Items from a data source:
╔══

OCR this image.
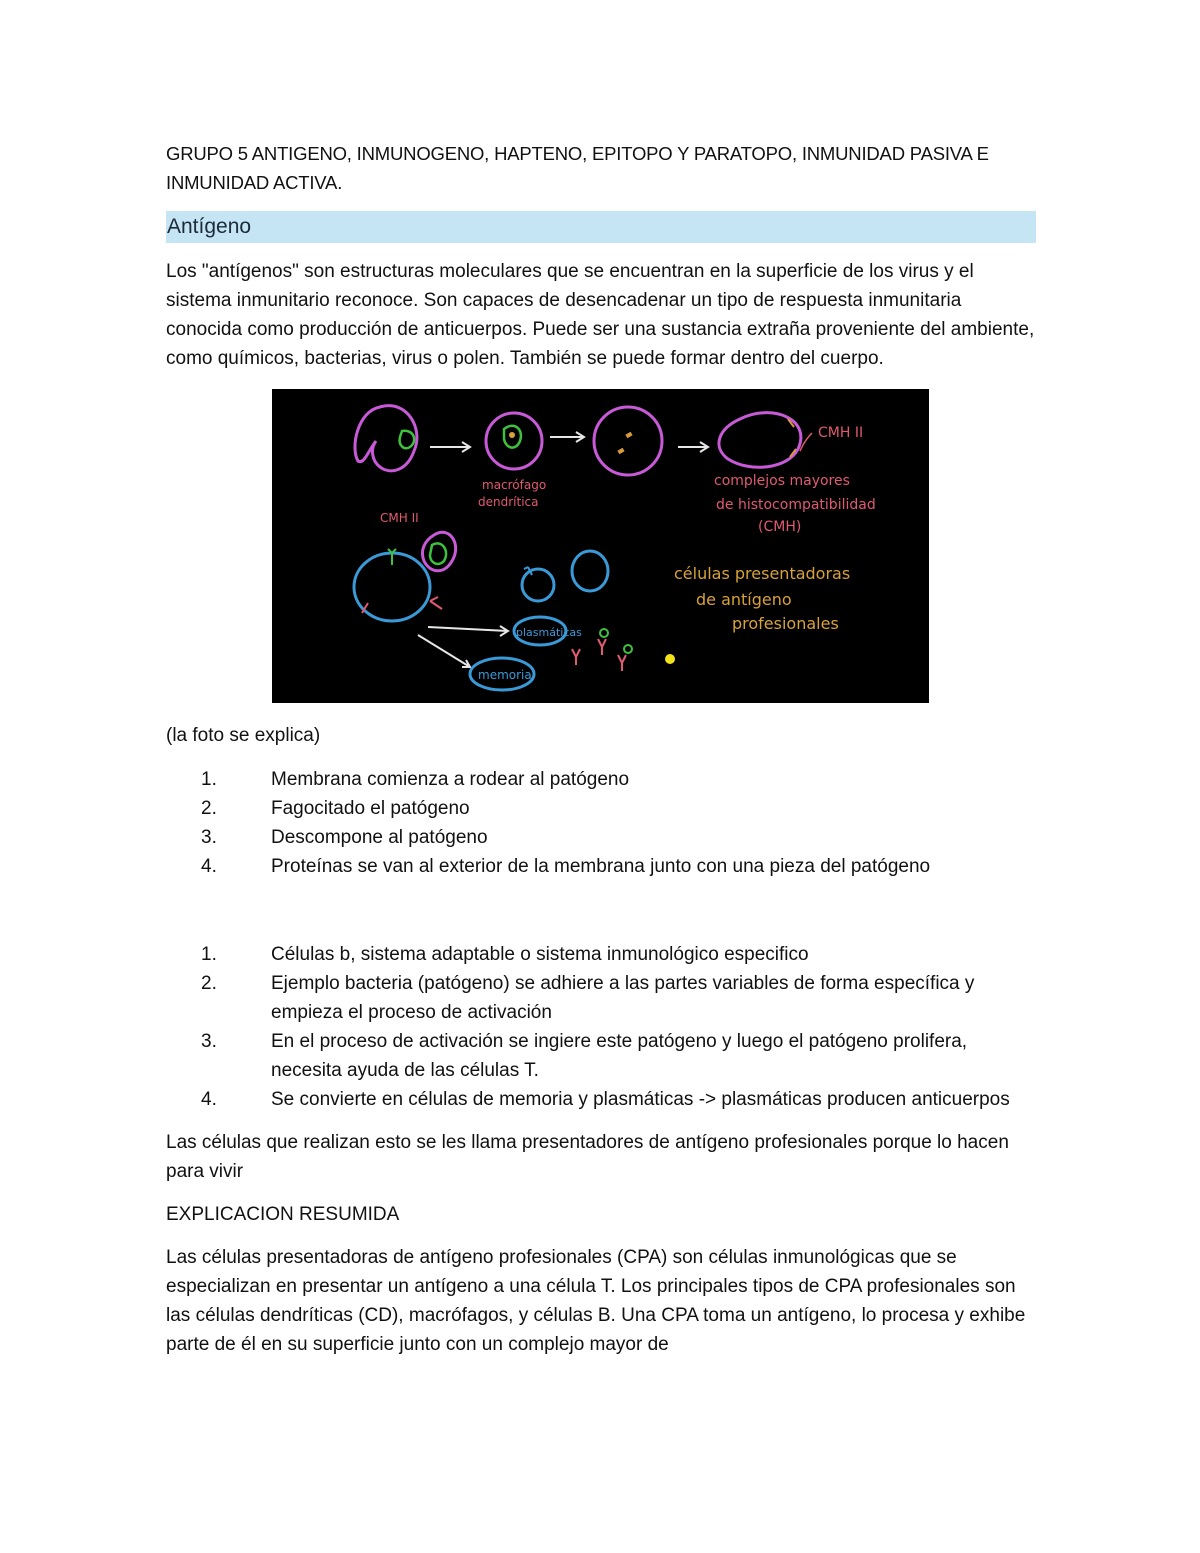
GRUPO 5 ANTIGENO, INMUNOGENO, HAPTENO, EPITOPO Y PARATOPO, INMUNIDAD PASIVA E INMUNIDAD ACTIVA.

Antígeno

Los "antígenos" son estructuras moleculares que se encuentran en la superficie de los virus y el sistema inmunitario reconoce. Son capaces de desencadenar un tipo de respuesta inmunitaria conocida como producción de anticuerpos. Puede ser una sustancia extraña proveniente del ambiente, como químicos, bacterias, virus o polen. También se puede formar dentro del cuerpo.

CMH II
macrófago
dendrítica
complejos mayores
de histocompatibilidad
(CMH)
CMH II
plasmáticas
memoria
células presentadoras
de antígeno
profesionales
(la foto se explica)
1.	Membrana comienza a rodear al patógeno
2.	Fagocitado el patógeno
3.	Descompone al patógeno
4.	Proteínas se van al exterior de la membrana junto con una pieza del patógeno
1.	Células b, sistema adaptable o sistema inmunológico especifico
2.	Ejemplo bacteria (patógeno) se adhiere a las partes variables de forma específica y empieza el proceso de activación
3.	En el proceso de activación se ingiere este patógeno y luego el patógeno prolifera, necesita ayuda de las células T.
4.	Se convierte en células de memoria y plasmáticas -> plasmáticas producen anticuerpos

Las células que realizan esto se les llama presentadores de antígeno profesionales porque lo hacen para vivir

EXPLICACION RESUMIDA

Las células presentadoras de antígeno profesionales (CPA) son células inmunológicas que se especializan en presentar un antígeno a una célula T. Los principales tipos de CPA profesionales son las células dendríticas (CD), macrófagos, y células B. Una CPA toma un antígeno, lo procesa y exhibe parte de él en su superficie junto con un complejo mayor de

╚══

__What this task involves__. From the records above, copy every line that includes the word "junto".

__Exercise solution__.
4.	Proteínas se van al exterior de la membrana junto con una pieza del patógeno
Las células presentadoras de antígeno profesionales (CPA) son células inmunológicas que se especializan en presentar un antígeno a una célula T. Los principales tipos de CPA profesionales son las células dendríticas (CD), macrófagos, y células B. Una CPA toma un antígeno, lo procesa y exhibe parte de él en su superficie junto con un complejo mayor de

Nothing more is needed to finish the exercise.